Extracted entries:
== == ==

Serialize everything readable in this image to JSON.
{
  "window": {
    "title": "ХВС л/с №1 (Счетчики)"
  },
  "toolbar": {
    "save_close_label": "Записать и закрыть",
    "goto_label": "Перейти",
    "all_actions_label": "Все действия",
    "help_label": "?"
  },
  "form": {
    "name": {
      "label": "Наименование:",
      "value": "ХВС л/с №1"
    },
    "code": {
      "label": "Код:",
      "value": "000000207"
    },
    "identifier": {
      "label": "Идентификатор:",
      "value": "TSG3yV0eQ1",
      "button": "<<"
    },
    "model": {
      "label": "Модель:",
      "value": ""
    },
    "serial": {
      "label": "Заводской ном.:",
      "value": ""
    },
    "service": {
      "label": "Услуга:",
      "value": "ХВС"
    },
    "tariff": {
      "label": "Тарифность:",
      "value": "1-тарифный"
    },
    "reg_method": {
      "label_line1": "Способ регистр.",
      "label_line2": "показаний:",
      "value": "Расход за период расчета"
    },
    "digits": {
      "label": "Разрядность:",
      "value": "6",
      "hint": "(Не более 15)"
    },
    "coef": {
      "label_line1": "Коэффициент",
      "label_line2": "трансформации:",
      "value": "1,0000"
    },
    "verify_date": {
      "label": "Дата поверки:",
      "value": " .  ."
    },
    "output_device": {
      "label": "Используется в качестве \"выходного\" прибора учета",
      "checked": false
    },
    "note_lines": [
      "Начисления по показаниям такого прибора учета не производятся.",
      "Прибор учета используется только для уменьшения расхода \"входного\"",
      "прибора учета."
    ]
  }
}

== == ==

Repeat all the entries exactly as given.

Serialize everything readable in this image to JSON.
{
  "window": {
    "title": "ХВС л/с №1 (Счетчики)"
  },
  "toolbar": {
    "save_close_label": "Записать и закрыть",
    "goto_label": "Перейти",
    "all_actions_label": "Все действия",
    "help_label": "?"
  },
  "form": {
    "name": {
      "label": "Наименование:",
      "value": "ХВС л/с №1"
    },
    "code": {
      "label": "Код:",
      "value": "000000207"
    },
    "identifier": {
      "label": "Идентификатор:",
      "value": "TSG3yV0eQ1",
      "button": "<<"
    },
    "model": {
      "label": "Модель:",
      "value": ""
    },
    "serial": {
      "label": "Заводской ном.:",
      "value": ""
    },
    "service": {
      "label": "Услуга:",
      "value": "ХВС"
    },
    "tariff": {
      "label": "Тарифность:",
      "value": "1-тарифный"
    },
    "reg_method": {
      "label_line1": "Способ регистр.",
      "label_line2": "показаний:",
      "value": "Расход за период расчета"
    },
    "digits": {
      "label": "Разрядность:",
      "value": "6",
      "hint": "(Не более 15)"
    },
    "coef": {
      "label_line1": "Коэффициент",
      "label_line2": "трансформации:",
      "value": "1,0000"
    },
    "verify_date": {
      "label": "Дата поверки:",
      "value": " .  ."
    },
    "output_device": {
      "label": "Используется в качестве \"выходного\" прибора учета",
      "checked": false
    },
    "note_lines": [
      "Начисления по показаниям такого прибора учета не производятся.",
      "Прибор учета используется только для уменьшения расхода \"входного\"",
      "прибора учета."
    ]
  }
}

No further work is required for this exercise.